- **TASK DESCRIPTION**:
Rewrite the data below as a JSON list of strings, one string per line, with blank lines omitted.

- **Rows from a layout dataset**:
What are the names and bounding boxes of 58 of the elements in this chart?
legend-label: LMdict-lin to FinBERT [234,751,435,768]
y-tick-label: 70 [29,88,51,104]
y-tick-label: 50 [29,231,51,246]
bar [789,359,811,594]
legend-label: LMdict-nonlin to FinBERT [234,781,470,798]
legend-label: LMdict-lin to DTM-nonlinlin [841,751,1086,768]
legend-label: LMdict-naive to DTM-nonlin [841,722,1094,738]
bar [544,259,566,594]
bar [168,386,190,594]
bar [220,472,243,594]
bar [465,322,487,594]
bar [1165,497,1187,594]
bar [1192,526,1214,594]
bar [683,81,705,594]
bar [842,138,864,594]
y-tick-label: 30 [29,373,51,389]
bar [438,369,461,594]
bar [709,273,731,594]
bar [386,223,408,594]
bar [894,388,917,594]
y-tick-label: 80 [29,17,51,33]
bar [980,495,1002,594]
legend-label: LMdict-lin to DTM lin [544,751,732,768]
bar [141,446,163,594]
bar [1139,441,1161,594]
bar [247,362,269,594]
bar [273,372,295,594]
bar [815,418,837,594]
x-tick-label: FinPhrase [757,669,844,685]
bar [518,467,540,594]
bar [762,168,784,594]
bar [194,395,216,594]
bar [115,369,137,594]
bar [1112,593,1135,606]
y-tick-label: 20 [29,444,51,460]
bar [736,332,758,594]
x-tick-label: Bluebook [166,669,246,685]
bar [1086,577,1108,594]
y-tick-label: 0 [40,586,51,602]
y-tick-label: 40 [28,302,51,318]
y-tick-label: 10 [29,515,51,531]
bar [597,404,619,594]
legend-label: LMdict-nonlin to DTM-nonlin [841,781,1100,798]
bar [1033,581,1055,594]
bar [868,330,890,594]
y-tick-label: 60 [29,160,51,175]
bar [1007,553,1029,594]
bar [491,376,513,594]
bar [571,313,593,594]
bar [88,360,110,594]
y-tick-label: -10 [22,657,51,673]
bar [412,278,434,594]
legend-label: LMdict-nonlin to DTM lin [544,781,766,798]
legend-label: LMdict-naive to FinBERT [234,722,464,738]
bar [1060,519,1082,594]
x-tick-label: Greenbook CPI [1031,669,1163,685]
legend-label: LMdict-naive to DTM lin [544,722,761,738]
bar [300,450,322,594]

- **THE SOLUTION**:
[
  "What are the names and bounding boxes of 58 of the elements in this chart?",
  "legend-label: LMdict-lin to FinBERT [234,751,435,768]",
  "y-tick-label: 70 [29,88,51,104]",
  "y-tick-label: 50 [29,231,51,246]",
  "bar [789,359,811,594]",
  "legend-label: LMdict-nonlin to FinBERT [234,781,470,798]",
  "legend-label: LMdict-lin to DTM-nonlinlin [841,751,1086,768]",
  "legend-label: LMdict-naive to DTM-nonlin [841,722,1094,738]",
  "bar [544,259,566,594]",
  "bar [168,386,190,594]",
  "bar [220,472,243,594]",
  "bar [465,322,487,594]",
  "bar [1165,497,1187,594]",
  "bar [1192,526,1214,594]",
  "bar [683,81,705,594]",
  "bar [842,138,864,594]",
  "y-tick-label: 30 [29,373,51,389]",
  "bar [438,369,461,594]",
  "bar [709,273,731,594]",
  "bar [386,223,408,594]",
  "bar [894,388,917,594]",
  "y-tick-label: 80 [29,17,51,33]",
  "bar [980,495,1002,594]",
  "legend-label: LMdict-lin to DTM lin [544,751,732,768]",
  "bar [141,446,163,594]",
  "bar [1139,441,1161,594]",
  "bar [247,362,269,594]",
  "bar [273,372,295,594]",
  "bar [815,418,837,594]",
  "x-tick-label: FinPhrase [757,669,844,685]",
  "bar [518,467,540,594]",
  "bar [762,168,784,594]",
  "bar [194,395,216,594]",
  "bar [115,369,137,594]",
  "bar [1112,593,1135,606]",
  "y-tick-label: 20 [29,444,51,460]",
  "bar [736,332,758,594]",
  "x-tick-label: Bluebook [166,669,246,685]",
  "bar [1086,577,1108,594]",
  "y-tick-label: 0 [40,586,51,602]",
  "y-tick-label: 40 [28,302,51,318]",
  "y-tick-label: 10 [29,515,51,531]",
  "bar [597,404,619,594]",
  "legend-label: LMdict-nonlin to DTM-nonlin [841,781,1100,798]",
  "bar [1033,581,1055,594]",
  "bar [868,330,890,594]",
  "y-tick-label: 60 [29,160,51,175]",
  "bar [1007,553,1029,594]",
  "bar [491,376,513,594]",
  "bar [571,313,593,594]",
  "bar [88,360,110,594]",
  "y-tick-label: -10 [22,657,51,673]",
  "bar [412,278,434,594]",
  "legend-label: LMdict-nonlin to DTM lin [544,781,766,798]",
  "legend-label: LMdict-naive to FinBERT [234,722,464,738]",
  "bar [1060,519,1082,594]",
  "x-tick-label: Greenbook CPI [1031,669,1163,685]",
  "legend-label: LMdict-naive to DTM lin [544,722,761,738]",
  "bar [300,450,322,594]"
]